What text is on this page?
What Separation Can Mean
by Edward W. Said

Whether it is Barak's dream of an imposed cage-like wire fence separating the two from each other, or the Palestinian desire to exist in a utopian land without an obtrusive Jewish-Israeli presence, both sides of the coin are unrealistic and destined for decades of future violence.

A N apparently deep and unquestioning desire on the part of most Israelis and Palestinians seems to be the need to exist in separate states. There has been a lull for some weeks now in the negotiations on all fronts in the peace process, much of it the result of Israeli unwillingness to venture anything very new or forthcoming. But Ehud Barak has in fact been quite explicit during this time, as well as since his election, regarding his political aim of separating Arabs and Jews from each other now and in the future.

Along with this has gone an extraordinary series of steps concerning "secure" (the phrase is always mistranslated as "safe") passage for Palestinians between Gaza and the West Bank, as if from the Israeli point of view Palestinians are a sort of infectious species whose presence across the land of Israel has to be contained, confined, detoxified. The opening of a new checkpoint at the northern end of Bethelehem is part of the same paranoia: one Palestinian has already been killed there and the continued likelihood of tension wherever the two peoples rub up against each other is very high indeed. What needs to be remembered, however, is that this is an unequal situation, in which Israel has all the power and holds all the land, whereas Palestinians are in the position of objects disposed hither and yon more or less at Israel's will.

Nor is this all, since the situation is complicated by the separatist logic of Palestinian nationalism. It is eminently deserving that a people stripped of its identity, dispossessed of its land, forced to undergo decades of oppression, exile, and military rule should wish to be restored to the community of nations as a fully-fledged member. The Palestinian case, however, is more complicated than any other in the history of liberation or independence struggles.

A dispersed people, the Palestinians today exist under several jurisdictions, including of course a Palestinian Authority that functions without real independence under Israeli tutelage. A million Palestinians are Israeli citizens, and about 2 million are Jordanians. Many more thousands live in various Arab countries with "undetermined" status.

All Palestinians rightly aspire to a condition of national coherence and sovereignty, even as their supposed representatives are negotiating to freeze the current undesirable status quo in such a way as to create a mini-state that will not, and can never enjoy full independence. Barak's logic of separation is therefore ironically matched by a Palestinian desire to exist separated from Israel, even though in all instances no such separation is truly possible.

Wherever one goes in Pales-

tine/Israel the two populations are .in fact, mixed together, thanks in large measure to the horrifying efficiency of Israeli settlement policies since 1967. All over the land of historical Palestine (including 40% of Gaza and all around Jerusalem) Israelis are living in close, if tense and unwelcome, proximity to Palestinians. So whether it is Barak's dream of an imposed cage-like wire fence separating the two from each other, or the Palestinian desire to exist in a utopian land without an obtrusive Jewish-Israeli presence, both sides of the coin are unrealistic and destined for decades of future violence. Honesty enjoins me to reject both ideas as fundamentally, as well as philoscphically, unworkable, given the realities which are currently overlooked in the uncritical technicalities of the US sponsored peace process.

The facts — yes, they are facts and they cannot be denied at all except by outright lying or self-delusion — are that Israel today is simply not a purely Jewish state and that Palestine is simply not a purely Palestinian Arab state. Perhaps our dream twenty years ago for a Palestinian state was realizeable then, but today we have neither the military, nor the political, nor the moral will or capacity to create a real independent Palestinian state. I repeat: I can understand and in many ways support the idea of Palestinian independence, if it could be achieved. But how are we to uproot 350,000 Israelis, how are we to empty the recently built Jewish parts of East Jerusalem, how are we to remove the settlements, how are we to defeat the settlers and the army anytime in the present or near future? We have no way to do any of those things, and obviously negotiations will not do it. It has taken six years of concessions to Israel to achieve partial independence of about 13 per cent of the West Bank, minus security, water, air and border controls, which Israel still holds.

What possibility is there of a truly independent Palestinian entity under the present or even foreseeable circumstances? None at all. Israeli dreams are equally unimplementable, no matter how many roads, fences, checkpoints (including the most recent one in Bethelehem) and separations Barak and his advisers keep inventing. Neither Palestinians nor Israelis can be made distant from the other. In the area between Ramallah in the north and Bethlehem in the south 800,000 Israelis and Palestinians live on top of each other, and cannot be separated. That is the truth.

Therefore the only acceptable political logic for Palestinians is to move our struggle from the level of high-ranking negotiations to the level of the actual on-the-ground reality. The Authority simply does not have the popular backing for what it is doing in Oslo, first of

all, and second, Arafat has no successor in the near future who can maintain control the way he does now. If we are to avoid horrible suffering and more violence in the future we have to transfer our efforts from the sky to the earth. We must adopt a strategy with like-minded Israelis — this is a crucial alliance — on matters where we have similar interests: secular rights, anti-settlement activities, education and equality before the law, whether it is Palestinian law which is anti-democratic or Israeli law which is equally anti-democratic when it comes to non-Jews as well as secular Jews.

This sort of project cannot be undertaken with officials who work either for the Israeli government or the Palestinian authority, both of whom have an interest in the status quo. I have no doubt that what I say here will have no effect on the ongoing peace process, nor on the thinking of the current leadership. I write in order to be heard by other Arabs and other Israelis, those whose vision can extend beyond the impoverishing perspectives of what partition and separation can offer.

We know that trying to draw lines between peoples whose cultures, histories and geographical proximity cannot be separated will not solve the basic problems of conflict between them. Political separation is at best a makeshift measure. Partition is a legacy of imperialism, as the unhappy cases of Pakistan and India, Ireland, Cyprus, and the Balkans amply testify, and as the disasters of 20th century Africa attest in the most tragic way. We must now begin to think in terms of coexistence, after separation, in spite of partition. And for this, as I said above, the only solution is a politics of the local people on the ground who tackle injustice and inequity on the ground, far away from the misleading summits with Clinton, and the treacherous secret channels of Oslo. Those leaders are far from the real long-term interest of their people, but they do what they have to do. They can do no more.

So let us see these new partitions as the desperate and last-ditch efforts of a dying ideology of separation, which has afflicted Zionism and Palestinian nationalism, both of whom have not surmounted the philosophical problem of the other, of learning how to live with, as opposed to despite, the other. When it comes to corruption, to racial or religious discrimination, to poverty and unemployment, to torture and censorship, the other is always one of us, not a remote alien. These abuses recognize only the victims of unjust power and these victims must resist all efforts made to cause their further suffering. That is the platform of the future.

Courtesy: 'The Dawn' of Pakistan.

---

Instructions to follow:
Print every line of the records exactly. Omit nothing.

Solution:
What text is on this page?
What Separation Can Mean
by Edward W. Said

Whether it is Barak's dream of an imposed cage-like wire fence separating the two from each other, or the Palestinian desire to exist in a utopian land without an obtrusive Jewish-Israeli presence, both sides of the coin are unrealistic and destined for decades of future violence.

A N apparently deep and unquestioning desire on the part of most Israelis and Palestinians seems to be the need to exist in separate states. There has been a lull for some weeks now in the negotiations on all fronts in the peace process, much of it the result of Israeli unwillingness to venture anything very new or forthcoming. But Ehud Barak has in fact been quite explicit during this time, as well as since his election, regarding his political aim of separating Arabs and Jews from each other now and in the future.

Along with this has gone an extraordinary series of steps concerning "secure" (the phrase is always mistranslated as "safe") passage for Palestinians between Gaza and the West Bank, as if from the Israeli point of view Palestinians are a sort of infectious species whose presence across the land of Israel has to be contained, confined, detoxified. The opening of a new checkpoint at the northern end of Bethelehem is part of the same paranoia: one Palestinian has already been killed there and the continued likelihood of tension wherever the two peoples rub up against each other is very high indeed. What needs to be remembered, however, is that this is an unequal situation, in which Israel has all the power and holds all the land, whereas Palestinians are in the position of objects disposed hither and yon more or less at Israel's will.

Nor is this all, since the situation is complicated by the separatist logic of Palestinian nationalism. It is eminently deserving that a people stripped of its identity, dispossessed of its land, forced to undergo decades of oppression, exile, and military rule should wish to be restored to the community of nations as a fully-fledged member. The Palestinian case, however, is more complicated than any other in the history of liberation or independence struggles.

A dispersed people, the Palestinians today exist under several jurisdictions, including of course a Palestinian Authority that functions without real independence under Israeli tutelage. A million Palestinians are Israeli citizens, and about 2 million are Jordanians. Many more thousands live in various Arab countries with "undetermined" status.

All Palestinians rightly aspire to a condition of national coherence and sovereignty, even as their supposed representatives are negotiating to freeze the current undesirable status quo in such a way as to create a mini-state that will not, and can never enjoy full independence. Barak's logic of separation is therefore ironically matched by a Palestinian desire to exist separated from Israel, even though in all instances no such separation is truly possible.

Wherever one goes in Pales-

tine/Israel the two populations are .in fact, mixed together, thanks in large measure to the horrifying efficiency of Israeli settlement policies since 1967. All over the land of historical Palestine (including 40% of Gaza and all around Jerusalem) Israelis are living in close, if tense and unwelcome, proximity to Palestinians. So whether it is Barak's dream of an imposed cage-like wire fence separating the two from each other, or the Palestinian desire to exist in a utopian land without an obtrusive Jewish-Israeli presence, both sides of the coin are unrealistic and destined for decades of future violence. Honesty enjoins me to reject both ideas as fundamentally, as well as philoscphically, unworkable, given the realities which are currently overlooked in the uncritical technicalities of the US sponsored peace process.

The facts — yes, they are facts and they cannot be denied at all except by outright lying or self-delusion — are that Israel today is simply not a purely Jewish state and that Palestine is simply not a purely Palestinian Arab state. Perhaps our dream twenty years ago for a Palestinian state was realizeable then, but today we have neither the military, nor the political, nor the moral will or capacity to create a real independent Palestinian state. I repeat: I can understand and in many ways support the idea of Palestinian independence, if it could be achieved. But how are we to uproot 350,000 Israelis, how are we to empty the recently built Jewish parts of East Jerusalem, how are we to remove the settlements, how are we to defeat the settlers and the army anytime in the present or near future? We have no way to do any of those things, and obviously negotiations will not do it. It has taken six years of concessions to Israel to achieve partial independence of about 13 per cent of the West Bank, minus security, water, air and border controls, which Israel still holds.

What possibility is there of a truly independent Palestinian entity under the present or even foreseeable circumstances? None at all. Israeli dreams are equally unimplementable, no matter how many roads, fences, checkpoints (including the most recent one in Bethelehem) and separations Barak and his advisers keep inventing. Neither Palestinians nor Israelis can be made distant from the other. In the area between Ramallah in the north and Bethlehem in the south 800,000 Israelis and Palestinians live on top of each other, and cannot be separated. That is the truth.

Therefore the only acceptable political logic for Palestinians is to move our struggle from the level of high-ranking negotiations to the level of the actual on-the-ground reality. The Authority simply does not have the popular backing for what it is doing in Oslo, first of

all, and second, Arafat has no successor in the near future who can maintain control the way he does now. If we are to avoid horrible suffering and more violence in the future we have to transfer our efforts from the sky to the earth. We must adopt a strategy with like-minded Israelis — this is a crucial alliance — on matters where we have similar interests: secular rights, anti-settlement activities, education and equality before the law, whether it is Palestinian law which is anti-democratic or Israeli law which is equally anti-democratic when it comes to non-Jews as well as secular Jews.

This sort of project cannot be undertaken with officials who work either for the Israeli government or the Palestinian authority, both of whom have an interest in the status quo. I have no doubt that what I say here will have no effect on the ongoing peace process, nor on the thinking of the current leadership. I write in order to be heard by other Arabs and other Israelis, those whose vision can extend beyond the impoverishing perspectives of what partition and separation can offer.

We know that trying to draw lines between peoples whose cultures, histories and geographical proximity cannot be separated will not solve the basic problems of conflict between them. Political separation is at best a makeshift measure. Partition is a legacy of imperialism, as the unhappy cases of Pakistan and India, Ireland, Cyprus, and the Balkans amply testify, and as the disasters of 20th century Africa attest in the most tragic way. We must now begin to think in terms of coexistence, after separation, in spite of partition. And for this, as I said above, the only solution is a politics of the local people on the ground who tackle injustice and inequity on the ground, far away from the misleading summits with Clinton, and the treacherous secret channels of Oslo. Those leaders are far from the real long-term interest of their people, but they do what they have to do. They can do no more.

So let us see these new partitions as the desperate and last-ditch efforts of a dying ideology of separation, which has afflicted Zionism and Palestinian nationalism, both of whom have not surmounted the philosophical problem of the other, of learning how to live with, as opposed to despite, the other. When it comes to corruption, to racial or religious discrimination, to poverty and unemployment, to torture and censorship, the other is always one of us, not a remote alien. These abuses recognize only the victims of unjust power and these victims must resist all efforts made to cause their further suffering. That is the platform of the future.

Courtesy: 'The Dawn' of Pakistan.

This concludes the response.